■ **Exercise brief**: Your task is to copy the material exactly.

[Stored records]
:::::

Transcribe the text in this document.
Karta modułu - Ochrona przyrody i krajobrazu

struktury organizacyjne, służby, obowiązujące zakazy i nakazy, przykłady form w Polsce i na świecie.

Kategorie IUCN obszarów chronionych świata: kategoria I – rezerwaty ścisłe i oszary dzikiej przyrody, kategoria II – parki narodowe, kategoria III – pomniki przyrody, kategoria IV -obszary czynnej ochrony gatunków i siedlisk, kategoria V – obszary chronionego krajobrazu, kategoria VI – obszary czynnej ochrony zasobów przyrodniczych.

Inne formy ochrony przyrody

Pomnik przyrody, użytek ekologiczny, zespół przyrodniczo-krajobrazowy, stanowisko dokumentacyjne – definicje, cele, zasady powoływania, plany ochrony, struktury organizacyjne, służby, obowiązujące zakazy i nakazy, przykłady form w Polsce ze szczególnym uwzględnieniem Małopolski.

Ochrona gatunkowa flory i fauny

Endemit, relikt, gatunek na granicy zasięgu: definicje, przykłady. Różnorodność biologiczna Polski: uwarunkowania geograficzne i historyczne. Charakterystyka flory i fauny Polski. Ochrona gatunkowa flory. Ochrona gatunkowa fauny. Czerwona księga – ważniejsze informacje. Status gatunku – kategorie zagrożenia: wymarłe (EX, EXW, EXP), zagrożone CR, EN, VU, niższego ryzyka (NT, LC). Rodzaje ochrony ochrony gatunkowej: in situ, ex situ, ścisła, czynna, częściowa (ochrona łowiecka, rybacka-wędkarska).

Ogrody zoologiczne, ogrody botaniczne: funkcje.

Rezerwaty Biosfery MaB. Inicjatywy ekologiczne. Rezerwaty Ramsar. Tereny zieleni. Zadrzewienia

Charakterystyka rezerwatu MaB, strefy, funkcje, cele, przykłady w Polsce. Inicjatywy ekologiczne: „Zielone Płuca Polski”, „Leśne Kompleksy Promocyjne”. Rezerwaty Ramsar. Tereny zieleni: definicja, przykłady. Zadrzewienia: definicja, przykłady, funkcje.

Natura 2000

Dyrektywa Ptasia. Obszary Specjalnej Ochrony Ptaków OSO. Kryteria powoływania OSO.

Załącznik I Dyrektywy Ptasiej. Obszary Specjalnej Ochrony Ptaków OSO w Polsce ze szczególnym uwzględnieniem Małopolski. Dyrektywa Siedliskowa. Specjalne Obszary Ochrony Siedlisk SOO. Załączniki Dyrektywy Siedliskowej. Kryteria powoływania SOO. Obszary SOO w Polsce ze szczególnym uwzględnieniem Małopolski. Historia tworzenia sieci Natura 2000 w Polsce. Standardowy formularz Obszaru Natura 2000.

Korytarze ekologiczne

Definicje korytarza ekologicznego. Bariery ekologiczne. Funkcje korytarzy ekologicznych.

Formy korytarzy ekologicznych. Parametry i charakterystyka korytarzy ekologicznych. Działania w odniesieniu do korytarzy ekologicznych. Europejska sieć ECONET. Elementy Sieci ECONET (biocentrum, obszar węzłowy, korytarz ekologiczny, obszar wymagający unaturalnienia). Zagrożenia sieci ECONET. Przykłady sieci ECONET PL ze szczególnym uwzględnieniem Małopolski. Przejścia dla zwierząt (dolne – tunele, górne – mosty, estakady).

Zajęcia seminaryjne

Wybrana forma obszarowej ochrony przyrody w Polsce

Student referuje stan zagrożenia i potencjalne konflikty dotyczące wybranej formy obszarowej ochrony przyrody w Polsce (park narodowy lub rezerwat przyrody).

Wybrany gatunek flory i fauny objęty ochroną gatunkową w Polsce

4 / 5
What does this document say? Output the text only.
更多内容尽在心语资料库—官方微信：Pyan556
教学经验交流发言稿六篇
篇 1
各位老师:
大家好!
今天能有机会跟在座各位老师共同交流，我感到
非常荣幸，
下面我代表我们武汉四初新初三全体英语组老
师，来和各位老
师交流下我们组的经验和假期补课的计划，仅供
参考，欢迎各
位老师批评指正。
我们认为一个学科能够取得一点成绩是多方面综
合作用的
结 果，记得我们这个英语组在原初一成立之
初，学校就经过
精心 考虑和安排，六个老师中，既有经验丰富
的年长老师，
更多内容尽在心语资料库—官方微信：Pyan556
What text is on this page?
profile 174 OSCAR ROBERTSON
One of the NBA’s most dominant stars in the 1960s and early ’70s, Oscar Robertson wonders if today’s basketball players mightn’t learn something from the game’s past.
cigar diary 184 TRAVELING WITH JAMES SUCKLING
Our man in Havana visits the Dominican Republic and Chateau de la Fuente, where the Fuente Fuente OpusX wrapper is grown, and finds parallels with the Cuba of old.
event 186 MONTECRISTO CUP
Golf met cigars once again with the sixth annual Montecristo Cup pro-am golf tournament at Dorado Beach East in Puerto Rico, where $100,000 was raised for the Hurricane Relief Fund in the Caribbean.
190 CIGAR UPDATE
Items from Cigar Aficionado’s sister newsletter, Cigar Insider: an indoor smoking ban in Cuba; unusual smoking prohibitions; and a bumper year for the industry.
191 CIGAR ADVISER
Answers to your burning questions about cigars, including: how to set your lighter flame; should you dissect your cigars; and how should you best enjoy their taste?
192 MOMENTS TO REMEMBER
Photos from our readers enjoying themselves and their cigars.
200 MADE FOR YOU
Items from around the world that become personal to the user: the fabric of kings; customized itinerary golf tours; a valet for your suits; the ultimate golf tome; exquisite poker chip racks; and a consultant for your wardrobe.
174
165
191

:::::

■ **Finished exercise**:
Transcribe the text in this document.
Karta modułu - Ochrona przyrody i krajobrazu

struktury organizacyjne, służby, obowiązujące zakazy i nakazy, przykłady form w Polsce i na świecie.

Kategorie IUCN obszarów chronionych świata: kategoria I – rezerwaty ścisłe i oszary dzikiej przyrody, kategoria II – parki narodowe, kategoria III – pomniki przyrody, kategoria IV -obszary czynnej ochrony gatunków i siedlisk, kategoria V – obszary chronionego krajobrazu, kategoria VI – obszary czynnej ochrony zasobów przyrodniczych.

Inne formy ochrony przyrody

Pomnik przyrody, użytek ekologiczny, zespół przyrodniczo-krajobrazowy, stanowisko dokumentacyjne – definicje, cele, zasady powoływania, plany ochrony, struktury organizacyjne, służby, obowiązujące zakazy i nakazy, przykłady form w Polsce ze szczególnym uwzględnieniem Małopolski.

Ochrona gatunkowa flory i fauny

Endemit, relikt, gatunek na granicy zasięgu: definicje, przykłady. Różnorodność biologiczna Polski: uwarunkowania geograficzne i historyczne. Charakterystyka flory i fauny Polski. Ochrona gatunkowa flory. Ochrona gatunkowa fauny. Czerwona księga – ważniejsze informacje. Status gatunku – kategorie zagrożenia: wymarłe (EX, EXW, EXP), zagrożone CR, EN, VU, niższego ryzyka (NT, LC). Rodzaje ochrony ochrony gatunkowej: in situ, ex situ, ścisła, czynna, częściowa (ochrona łowiecka, rybacka-wędkarska).

Ogrody zoologiczne, ogrody botaniczne: funkcje.

Rezerwaty Biosfery MaB. Inicjatywy ekologiczne. Rezerwaty Ramsar. Tereny zieleni. Zadrzewienia

Charakterystyka rezerwatu MaB, strefy, funkcje, cele, przykłady w Polsce. Inicjatywy ekologiczne: „Zielone Płuca Polski”, „Leśne Kompleksy Promocyjne”. Rezerwaty Ramsar. Tereny zieleni: definicja, przykłady. Zadrzewienia: definicja, przykłady, funkcje.

Natura 2000

Dyrektywa Ptasia. Obszary Specjalnej Ochrony Ptaków OSO. Kryteria powoływania OSO.

Załącznik I Dyrektywy Ptasiej. Obszary Specjalnej Ochrony Ptaków OSO w Polsce ze szczególnym uwzględnieniem Małopolski. Dyrektywa Siedliskowa. Specjalne Obszary Ochrony Siedlisk SOO. Załączniki Dyrektywy Siedliskowej. Kryteria powoływania SOO. Obszary SOO w Polsce ze szczególnym uwzględnieniem Małopolski. Historia tworzenia sieci Natura 2000 w Polsce. Standardowy formularz Obszaru Natura 2000.

Korytarze ekologiczne

Definicje korytarza ekologicznego. Bariery ekologiczne. Funkcje korytarzy ekologicznych.

Formy korytarzy ekologicznych. Parametry i charakterystyka korytarzy ekologicznych. Działania w odniesieniu do korytarzy ekologicznych. Europejska sieć ECONET. Elementy Sieci ECONET (biocentrum, obszar węzłowy, korytarz ekologiczny, obszar wymagający unaturalnienia). Zagrożenia sieci ECONET. Przykłady sieci ECONET PL ze szczególnym uwzględnieniem Małopolski. Przejścia dla zwierząt (dolne – tunele, górne – mosty, estakady).

Zajęcia seminaryjne

Wybrana forma obszarowej ochrony przyrody w Polsce

Student referuje stan zagrożenia i potencjalne konflikty dotyczące wybranej formy obszarowej ochrony przyrody w Polsce (park narodowy lub rezerwat przyrody).

Wybrany gatunek flory i fauny objęty ochroną gatunkową w Polsce

4 / 5
What does this document say? Output the text only.
更多内容尽在心语资料库—官方微信：Pyan556
教学经验交流发言稿六篇
篇 1
各位老师:
大家好!
今天能有机会跟在座各位老师共同交流，我感到
非常荣幸，
下面我代表我们武汉四初新初三全体英语组老
师，来和各位老
师交流下我们组的经验和假期补课的计划，仅供
参考，欢迎各
位老师批评指正。
我们认为一个学科能够取得一点成绩是多方面综
合作用的
结 果，记得我们这个英语组在原初一成立之
初，学校就经过
精心 考虑和安排，六个老师中，既有经验丰富
的年长老师，
更多内容尽在心语资料库—官方微信：Pyan556
What text is on this page?
profile 174 OSCAR ROBERTSON
One of the NBA’s most dominant stars in the 1960s and early ’70s, Oscar Robertson wonders if today’s basketball players mightn’t learn something from the game’s past.
cigar diary 184 TRAVELING WITH JAMES SUCKLING
Our man in Havana visits the Dominican Republic and Chateau de la Fuente, where the Fuente Fuente OpusX wrapper is grown, and finds parallels with the Cuba of old.
event 186 MONTECRISTO CUP
Golf met cigars once again with the sixth annual Montecristo Cup pro-am golf tournament at Dorado Beach East in Puerto Rico, where $100,000 was raised for the Hurricane Relief Fund in the Caribbean.
190 CIGAR UPDATE
Items from Cigar Aficionado’s sister newsletter, Cigar Insider: an indoor smoking ban in Cuba; unusual smoking prohibitions; and a bumper year for the industry.
191 CIGAR ADVISER
Answers to your burning questions about cigars, including: how to set your lighter flame; should you dissect your cigars; and how should you best enjoy their taste?
192 MOMENTS TO REMEMBER
Photos from our readers enjoying themselves and their cigars.
200 MADE FOR YOU
Items from around the world that become personal to the user: the fabric of kings; customized itinerary golf tours; a valet for your suits; the ultimate golf tome; exquisite poker chip racks; and a consultant for your wardrobe.
174
165
191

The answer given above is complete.